##### READING PASSAGE #####
Showing posts with label FEC. Show all posts
Showing posts with label FEC. Show all posts

16 March 2015

Book Review: The Half Brother by Holly LeCraw


I've got to stop doing this to myself!  I read Holly LeCraw's novel The Half Brother on vacation last November, and it pubbed in February, and I'm only now sitting down to try reviewing it.  Now it's necessarily going to be vague, thanks to the distance of time, but suffice it to say that I enjoyed this book quite a bit, as it hit some of my literary preferences.

First up, it's a boarding school book, something that I've been enthralled with since a young age, reinforced by reading A Separate Peace and later by reading Harry Potter and Never Let Me Go. I spent my earliest childhood in a dying central Wisconsin mill town, and later in a tiny suburb in southern Mississippi.  There probably were boarding schools in Wisconsin but I was too young to be aware of them, and there were some in Mississippi, but they were mostly white-flight schools, and even if my parents had had the money to send me to one, they would never have had the inclination.

Reading about New England (or better yet, England!) boarding schools put me in a world that was impossibly exotic to my grade school self, and I've loved the setting and all of its expected memes ever since. It will probably come as no great surprise to you that my favorite movie in high school, revered above all others, was Dead Poets Society.  I, too, wanted to suck out all of the marrow of life and walk through ivy-walled courtyards, and I can't tell you how much I longed to have a quad.  I didn't really know what a quad was, but I was certain that life would be better if only my school had one.

When I was 16, I actually did go away to boarding school, but not the kind I had been dreaming of. In a bright spot in the state's otherwise lamentable track record on education, Mississippi had created a magnet school for the entire state for bright children, particularly those who showed aptitude in mathematics and the sciences.  It wasn't called boarding school, it was a residential high school, and to the state's enormous credit, it was publicly funded.  The Mississippi School for Mathematics and Science (MSMS) changed my life in much the same way that I expected boarding school would, and, to my surprise, in many ways that I never would have expected.
#####
SHORT TASK
According to the book review, why will the writer's review necessarily be vague?
##### DATA SHOWN #####
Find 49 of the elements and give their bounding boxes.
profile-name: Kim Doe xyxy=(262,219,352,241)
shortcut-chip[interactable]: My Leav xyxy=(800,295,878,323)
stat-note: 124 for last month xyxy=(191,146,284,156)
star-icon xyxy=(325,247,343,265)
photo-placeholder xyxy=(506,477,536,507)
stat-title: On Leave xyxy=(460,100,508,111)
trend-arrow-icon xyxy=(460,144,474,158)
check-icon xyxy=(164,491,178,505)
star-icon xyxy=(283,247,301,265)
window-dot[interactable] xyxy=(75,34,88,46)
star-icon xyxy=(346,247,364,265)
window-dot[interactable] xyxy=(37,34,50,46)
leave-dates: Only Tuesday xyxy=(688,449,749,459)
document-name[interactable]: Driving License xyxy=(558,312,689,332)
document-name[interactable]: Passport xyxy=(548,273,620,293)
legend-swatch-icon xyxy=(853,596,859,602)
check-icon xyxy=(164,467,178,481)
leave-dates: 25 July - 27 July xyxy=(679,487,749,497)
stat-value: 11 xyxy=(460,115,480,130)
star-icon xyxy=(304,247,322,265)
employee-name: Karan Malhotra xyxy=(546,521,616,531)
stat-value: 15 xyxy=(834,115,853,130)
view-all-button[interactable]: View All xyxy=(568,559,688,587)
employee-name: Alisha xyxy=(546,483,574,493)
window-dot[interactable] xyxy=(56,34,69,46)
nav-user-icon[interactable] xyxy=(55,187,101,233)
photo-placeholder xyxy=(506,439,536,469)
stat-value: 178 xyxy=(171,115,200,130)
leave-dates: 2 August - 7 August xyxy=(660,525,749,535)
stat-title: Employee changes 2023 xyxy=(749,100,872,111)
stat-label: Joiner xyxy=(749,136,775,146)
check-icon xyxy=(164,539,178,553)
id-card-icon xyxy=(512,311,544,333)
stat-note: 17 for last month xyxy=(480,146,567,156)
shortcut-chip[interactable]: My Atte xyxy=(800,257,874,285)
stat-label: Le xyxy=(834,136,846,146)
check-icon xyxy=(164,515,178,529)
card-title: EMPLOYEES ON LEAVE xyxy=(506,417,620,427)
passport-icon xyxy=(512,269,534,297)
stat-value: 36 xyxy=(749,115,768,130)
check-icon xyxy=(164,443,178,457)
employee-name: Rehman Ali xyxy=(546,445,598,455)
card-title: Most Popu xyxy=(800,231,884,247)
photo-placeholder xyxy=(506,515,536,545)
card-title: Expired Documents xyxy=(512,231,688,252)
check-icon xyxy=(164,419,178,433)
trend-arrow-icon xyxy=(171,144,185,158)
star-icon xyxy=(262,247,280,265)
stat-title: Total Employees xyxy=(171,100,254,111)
#####
RESULT
The writer read the novel on vacation the previous November and is only now sitting down to review it, after its February publication. The time that has passed since the reading makes the review vague.